-- BEGIN --

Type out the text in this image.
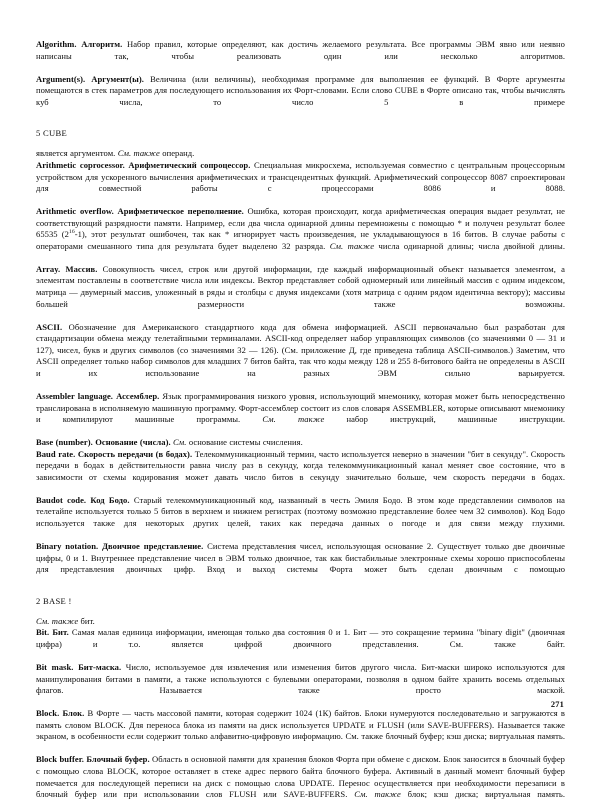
Algorithm. Алгоритм. Набор правил, которые определяют, как достичь желаемого результата. Все программы ЭВМ явно или неявно написаны так, чтобы реализовать один или несколько алгоритмов.

Argument(s). Аргумент(ы). Величина (или величины), необходимая программе для выполнения ее функций. В Форте аргументы помещаются в стек параметров для последующего использования их Форт-словами. Если слово CUBE в Форте описано так, чтобы вычислять куб числа, то число 5 в примере

5 CUBE

является аргументом. См. также операнд.

Arithmetic coprocessor. Арифметический сопроцессор. Специальная микросхема, используемая совместно с центральным процессорным устройством для ускоренного вычисления арифметических и трансцендентных функций. Арифметический сопроцессор 8087 спроектирован для совместной работы с процессорами 8086 и 8088.

Arithmetic overflow. Арифметическое переполнение. Ошибка, которая происходит, когда арифметическая операция выдает результат, не соответствующий разрядности памяти. Например, если два числа одинарной длины перемножены с помощью * и получен результат более 65535 $(2^{16}-1)$, этот результат ошибочен, так как * игнорирует часть произведения, не укладывающуюся в 16 битов. В случае работы с операторами смешанного типа для результата будет выделено 32 разряда. См. также числа одинарной длины; числа двойной длины.

Array. Массив. Совокупность чисел, строк или другой информации, где каждый информационный объект называется элементом, а элементам поставлены в соответствие числа или индексы. Вектор представляет собой одномерный или линейный массив с одним индексом, матрица — двумерный массив, уложенный в ряды и столбцы с двумя индексами (хотя матрица с одним рядом идентична вектору); массивы большей размерности также возможны.

ASCII. Обозначение для Американского стандартного кода для обмена информацией. ASCII первоначально был разработан для стандартизации обмена между телетайпными терминалами. ASCII-код определяет набор управляющих символов (со значениями 0 — 31 и 127), чисел, букв и других символов (со значениями 32 — 126). (См. приложение Д, где приведена таблица ASCII-символов.) Заметим, что ASCII определяет только набор символов для младших 7 битов байта, так что коды между 128 и 255 8-битового байта не определены в ASCII и их использование на разных ЭВМ сильно варьируется.

Assembler language. Ассемблер. Язык программирования низкого уровня, использующий мнемонику, которая может быть непосредственно транслирована в исполняемую машинную программу. Форт-ассемблер состоит из слов словаря ASSEMBLER, которые описывают мнемонику и компилируют машинные программы. См. также набор инструкций, машинные инструкции.

Base (number). Основание (числа). См. основание системы счисления.

Baud rate. Скорость передачи (в бодах). Телекоммуникационный термин, часто используется неверно в значении "бит в секунду". Скорость передачи в бодах в действительности равна числу раз в секунду, когда телекоммуникационный канал меняет свое состояние, что в зависимости от схемы кодирования может давать число битов в секунду значительно больше, чем скорость передачи в бодах.

Baudot code. Код Бодо. Старый телекоммуникационный код, названный в честь Эмиля Бодо. В этом коде представлении символов на телетайпе используется только 5 битов в верхнем и нижнем регистрах (поэтому возможно представление более чем 32 символов). Код Бодо используется также для некоторых других целей, таких как передача данных о погоде и для связи между глухими.

Binary notation. Двоичное представление. Система представления чисел, использующая основание 2. Существует только две двоичные цифры, 0 и 1. Внутреннее представление чисел в ЭВМ только двоичное, так как бистабильные электронные схемы хорошо приспособлены для представления двоичных цифр. Вход и выход системы Форта может быть сделан двоичным с помощью

2 BASE !

См. также бит.

Bit. Бит. Самая малая единица информации, имеющая только два состояния 0 и 1. Бит — это сокращение термина "binary digit" (двоичная цифра) и т.о. является цифрой двоичного представления. См. также байт.

Bit mask. Бит-маска. Число, используемое для извлечения или изменения битов другого числа. Бит-маски широко используются для манипулирования битами в памяти, а также используются с булевыми операторами, позволяя в одном байте хранить восемь отдельных флагов. Называется также просто маской.

Block. Блок. В Форте — часть массовой памяти, которая содержит 1024 (1К) байтов. Блоки нумеруются последовательно и загружаются в память словом BLOCK. Для переноса блока из памяти на диск используется UPDATE и FLUSH (или SAVE-BUFFERS). Называется также экраном, в особенности если содержит только алфавитно-цифровую информацию. См. также блочный буфер; кэш диска; виртуальная память.

Block buffer. Блочный буфер. Область в основной памяти для хранения блоков Форта при обмене с диском. Блок заносится в блочный буфер с помощью слова BLOCK, которое оставляет в стеке адрес первого байта блочного буфера. Активный в данный момент блочный буфер помечается для последующей переписи на диск с помощью слова UPDATE. Перенос осуществляется при необходимости перезаписи в блочный буфер или при использовании слов FLUSH или SAVE-BUFFERS. См. также блок; кэш диска; виртуальная память.

271
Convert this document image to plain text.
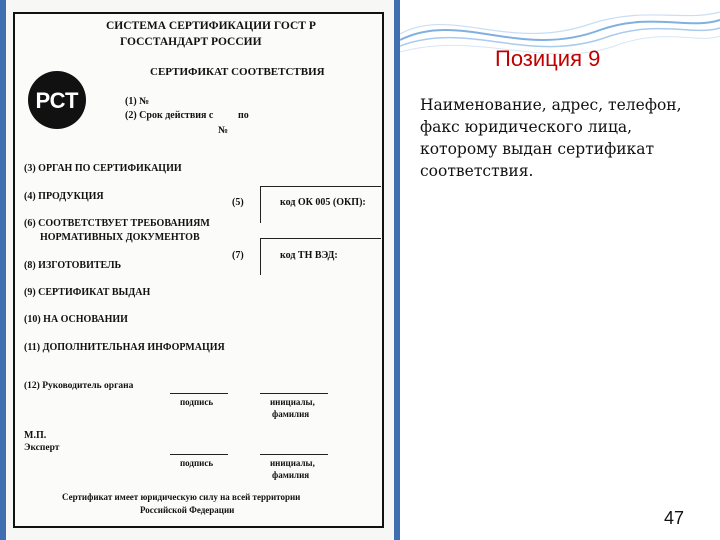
СИСТЕМА СЕРТИФИКАЦИИ ГОСТ Р
ГОССТАНДАРТ РОССИИ
СЕРТИФИКАТ СООТВЕТСТВИЯ
РСТ	(1) №
(2) Срок действия с по
№
(3) ОРГАН ПО СЕРТИФИКАЦИИ
(4) ПРОДУКЦИЯ
(5)	код ОК 005 (ОКП):
(6) СООТВЕТСТВУЕТ ТРЕБОВАНИЯМ
НОРМАТИВНЫХ ДОКУМЕНТОВ
(7)	код ТН ВЭД:
(8) ИЗГОТОВИТЕЛЬ
(9) СЕРТИФИКАТ ВЫДАН
(10) НА ОСНОВАНИИ
(11) ДОПОЛНИТЕЛЬНАЯ ИНФОРМАЦИЯ
(12) Руководитель органа
подпись	инициалы,
фамилия
М.П.
Эксперт
подпись	инициалы,
фамилия
Сертификат имеет юридическую силу на всей территории
Российской Федерации
Позиция 9
Наименование, адрес, телефон, факс юридического лица, которому выдан сертификат соответствия.
47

-- END --

**WHAT THIS TASK INVOLVES**
Take each line of the material that contains the word "Форте" and list it.

**FINAL RESULT**
Argument(s). Аргумент(ы). Величина (или величины), необходимая программе для выполнения ее функций. В Форте аргументы помещаются в стек параметров для последующего использования их Форт-словами. Если слово CUBE в Форте описано так, чтобы вычислять куб числа, то число 5 в примере
Block. Блок. В Форте — часть массовой памяти, которая содержит 1024 (1К) байтов. Блоки нумеруются последовательно и загружаются в память словом BLOCK. Для переноса блока из памяти на диск используется UPDATE и FLUSH (или SAVE-BUFFERS). Называется также экраном, в особенности если содержит только алфавитно-цифровую информацию. См. также блочный буфер; кэш диска; виртуальная память.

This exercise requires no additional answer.